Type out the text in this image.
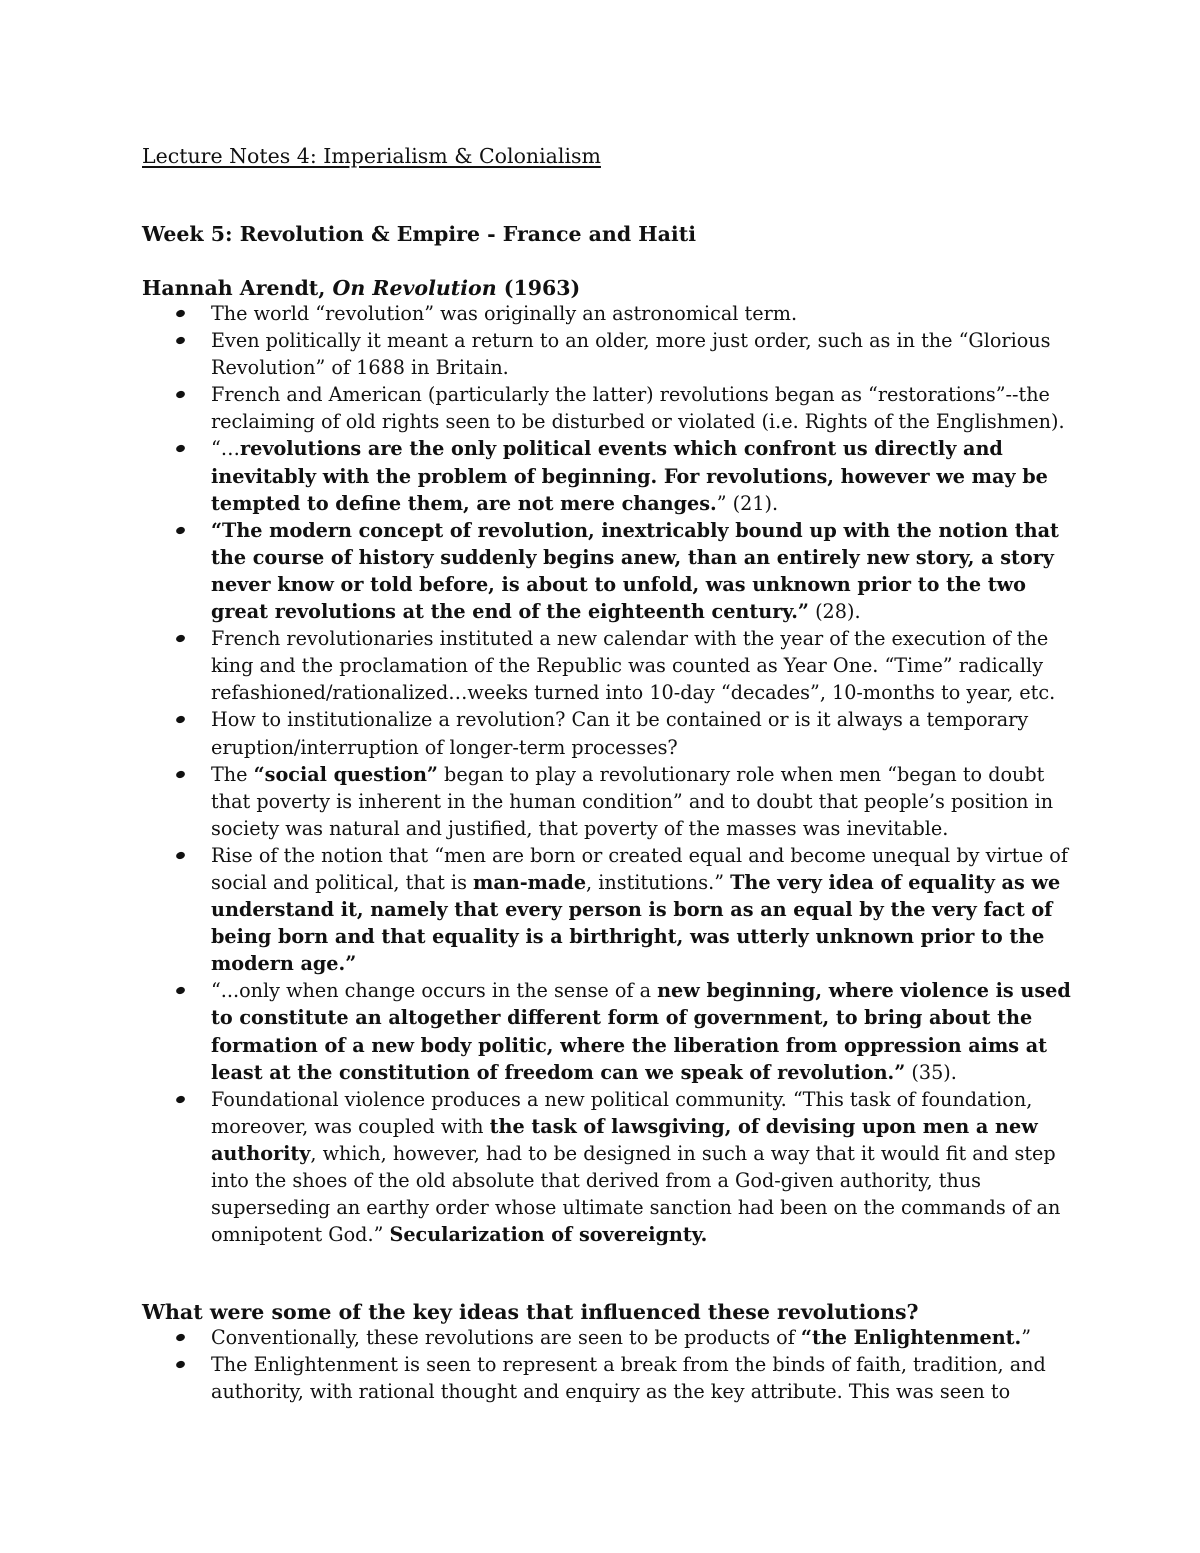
Lecture Notes 4: Imperialism & Colonialism
Week 5: Revolution & Empire - France and Haiti
Hannah Arendt, On Revolution (1963)
The world “revolution” was originally an astronomical term.
Even politically it meant a return to an older, more just order, such as in the “Glorious Revolution” of 1688 in Britain.
French and American (particularly the latter) revolutions began as “restorations”--the reclaiming of old rights seen to be disturbed or violated (i.e. Rights of the Englishmen).
“…revolutions are the only political events which confront us directly and inevitably with the problem of beginning. For revolutions, however we may be tempted to define them, are not mere changes.” (21).
“The modern concept of revolution, inextricably bound up with the notion that the course of history suddenly begins anew, than an entirely new story, a story never know or told before, is about to unfold, was unknown prior to the two great revolutions at the end of the eighteenth century.” (28).
French revolutionaries instituted a new calendar with the year of the execution of the king and the proclamation of the Republic was counted as Year One. “Time” radically refashioned/rationalized…weeks turned into 10-day “decades”, 10-months to year, etc.
How to institutionalize a revolution? Can it be contained or is it always a temporary eruption/interruption of longer-term processes?
The “social question” began to play a revolutionary role when men “began to doubt that poverty is inherent in the human condition” and to doubt that people’s position in society was natural and justified, that poverty of the masses was inevitable.
Rise of the notion that “men are born or created equal and become unequal by virtue of social and political, that is man-made, institutions.” The very idea of equality as we understand it, namely that every person is born as an equal by the very fact of being born and that equality is a birthright, was utterly unknown prior to the modern age.”
“...only when change occurs in the sense of a new beginning, where violence is used to constitute an altogether different form of government, to bring about the formation of a new body politic, where the liberation from oppression aims at least at the constitution of freedom can we speak of revolution.” (35).
Foundational violence produces a new political community. “This task of foundation, moreover, was coupled with the task of lawsgiving, of devising upon men a new authority, which, however, had to be designed in such a way that it would fit and step into the shoes of the old absolute that derived from a God-given authority, thus superseding an earthy order whose ultimate sanction had been on the commands of an omnipotent God.” Secularization of sovereignty.
What were some of the key ideas that influenced these revolutions?
Conventionally, these revolutions are seen to be products of “the Enlightenment.”
The Enlightenment is seen to represent a break from the binds of faith, tradition, and authority, with rational thought and enquiry as the key attribute. This was seen to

####

- SET EXERCISE -
Tally up the lines in the preceding listing that contain the string "began". Respond with the number and nothing else.

- WRITTEN RESPONSE -
2